# INFORMATION SHOWN
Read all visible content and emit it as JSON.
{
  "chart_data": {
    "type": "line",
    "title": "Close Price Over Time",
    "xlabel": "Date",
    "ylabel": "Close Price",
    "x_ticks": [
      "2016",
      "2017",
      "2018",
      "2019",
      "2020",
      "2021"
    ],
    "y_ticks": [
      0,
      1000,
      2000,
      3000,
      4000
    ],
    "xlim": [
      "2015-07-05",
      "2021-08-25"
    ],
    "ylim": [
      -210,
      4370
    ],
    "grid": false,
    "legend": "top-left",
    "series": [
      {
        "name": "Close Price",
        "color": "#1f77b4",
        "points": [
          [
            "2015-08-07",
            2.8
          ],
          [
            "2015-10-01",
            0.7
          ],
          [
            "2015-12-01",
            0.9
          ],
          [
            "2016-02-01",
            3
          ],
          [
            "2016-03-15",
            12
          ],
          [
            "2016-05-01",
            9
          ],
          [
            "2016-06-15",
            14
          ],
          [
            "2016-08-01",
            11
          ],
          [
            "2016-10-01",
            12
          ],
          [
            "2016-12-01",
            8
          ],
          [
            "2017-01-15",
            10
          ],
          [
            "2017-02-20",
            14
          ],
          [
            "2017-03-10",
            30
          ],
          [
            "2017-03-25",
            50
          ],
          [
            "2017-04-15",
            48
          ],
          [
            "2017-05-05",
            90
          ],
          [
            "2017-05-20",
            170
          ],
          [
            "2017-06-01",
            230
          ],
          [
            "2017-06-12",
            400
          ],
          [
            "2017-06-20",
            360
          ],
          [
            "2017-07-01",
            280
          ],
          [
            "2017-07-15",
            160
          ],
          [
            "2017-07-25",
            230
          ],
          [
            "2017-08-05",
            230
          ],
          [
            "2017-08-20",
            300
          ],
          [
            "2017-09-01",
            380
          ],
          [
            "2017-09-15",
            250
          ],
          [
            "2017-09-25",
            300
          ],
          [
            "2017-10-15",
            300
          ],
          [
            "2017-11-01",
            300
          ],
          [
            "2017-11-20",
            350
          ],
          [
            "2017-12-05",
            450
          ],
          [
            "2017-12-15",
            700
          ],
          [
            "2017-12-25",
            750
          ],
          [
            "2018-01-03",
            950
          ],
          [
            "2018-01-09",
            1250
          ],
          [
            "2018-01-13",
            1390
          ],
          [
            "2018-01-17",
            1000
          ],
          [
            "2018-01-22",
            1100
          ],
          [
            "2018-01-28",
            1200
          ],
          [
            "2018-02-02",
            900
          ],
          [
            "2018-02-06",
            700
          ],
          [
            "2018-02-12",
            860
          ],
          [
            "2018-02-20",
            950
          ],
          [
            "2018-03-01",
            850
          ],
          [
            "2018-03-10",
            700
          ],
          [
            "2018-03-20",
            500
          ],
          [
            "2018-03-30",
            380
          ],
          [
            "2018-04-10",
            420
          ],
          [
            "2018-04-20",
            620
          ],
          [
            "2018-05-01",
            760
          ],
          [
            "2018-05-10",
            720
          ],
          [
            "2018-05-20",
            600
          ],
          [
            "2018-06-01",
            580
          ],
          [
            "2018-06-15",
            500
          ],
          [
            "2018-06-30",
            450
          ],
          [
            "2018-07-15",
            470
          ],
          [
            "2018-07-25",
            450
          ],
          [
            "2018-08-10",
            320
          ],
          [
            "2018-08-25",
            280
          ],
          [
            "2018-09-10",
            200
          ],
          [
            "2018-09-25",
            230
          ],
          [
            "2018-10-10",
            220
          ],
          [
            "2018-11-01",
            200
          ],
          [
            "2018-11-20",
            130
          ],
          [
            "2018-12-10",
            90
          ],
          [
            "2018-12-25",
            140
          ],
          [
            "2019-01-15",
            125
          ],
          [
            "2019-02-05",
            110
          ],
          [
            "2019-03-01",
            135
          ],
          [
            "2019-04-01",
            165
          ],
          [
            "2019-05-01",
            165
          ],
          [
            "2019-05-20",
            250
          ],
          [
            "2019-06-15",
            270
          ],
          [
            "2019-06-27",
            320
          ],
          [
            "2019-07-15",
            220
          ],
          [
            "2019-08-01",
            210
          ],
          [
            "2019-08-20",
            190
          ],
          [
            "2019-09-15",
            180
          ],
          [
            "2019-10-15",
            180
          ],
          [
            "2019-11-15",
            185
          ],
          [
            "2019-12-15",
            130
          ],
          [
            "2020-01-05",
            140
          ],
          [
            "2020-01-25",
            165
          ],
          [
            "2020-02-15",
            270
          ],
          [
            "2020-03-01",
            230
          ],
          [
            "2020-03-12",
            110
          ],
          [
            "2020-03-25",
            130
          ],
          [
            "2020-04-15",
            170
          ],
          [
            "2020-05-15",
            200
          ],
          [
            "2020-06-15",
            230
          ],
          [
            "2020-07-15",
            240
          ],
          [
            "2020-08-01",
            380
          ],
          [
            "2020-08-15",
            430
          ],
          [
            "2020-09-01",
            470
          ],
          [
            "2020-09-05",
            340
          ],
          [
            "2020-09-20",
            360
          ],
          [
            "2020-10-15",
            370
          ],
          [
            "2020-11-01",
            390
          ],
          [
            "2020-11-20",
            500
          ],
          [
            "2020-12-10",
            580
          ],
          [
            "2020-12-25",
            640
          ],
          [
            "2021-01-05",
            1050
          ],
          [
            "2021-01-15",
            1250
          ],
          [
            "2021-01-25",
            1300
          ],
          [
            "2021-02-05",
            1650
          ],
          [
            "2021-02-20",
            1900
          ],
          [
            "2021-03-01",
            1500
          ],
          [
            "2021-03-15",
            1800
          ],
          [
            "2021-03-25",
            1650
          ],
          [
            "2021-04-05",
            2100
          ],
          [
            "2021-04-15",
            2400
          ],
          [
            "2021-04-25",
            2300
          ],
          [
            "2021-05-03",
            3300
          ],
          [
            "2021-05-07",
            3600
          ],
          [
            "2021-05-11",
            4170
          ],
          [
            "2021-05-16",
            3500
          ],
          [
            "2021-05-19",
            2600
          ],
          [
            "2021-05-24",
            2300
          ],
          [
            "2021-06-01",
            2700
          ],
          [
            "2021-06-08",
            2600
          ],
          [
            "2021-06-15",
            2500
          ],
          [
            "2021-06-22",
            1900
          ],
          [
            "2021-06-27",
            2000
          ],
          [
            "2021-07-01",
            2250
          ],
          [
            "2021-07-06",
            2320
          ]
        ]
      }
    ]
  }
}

# AIM
Go through the material above and copy each line that has the word "Price".

# WRITTEN ANSWER
    "title": "Close Price Over Time",
    "ylabel": "Close Price",
        "name": "Close Price",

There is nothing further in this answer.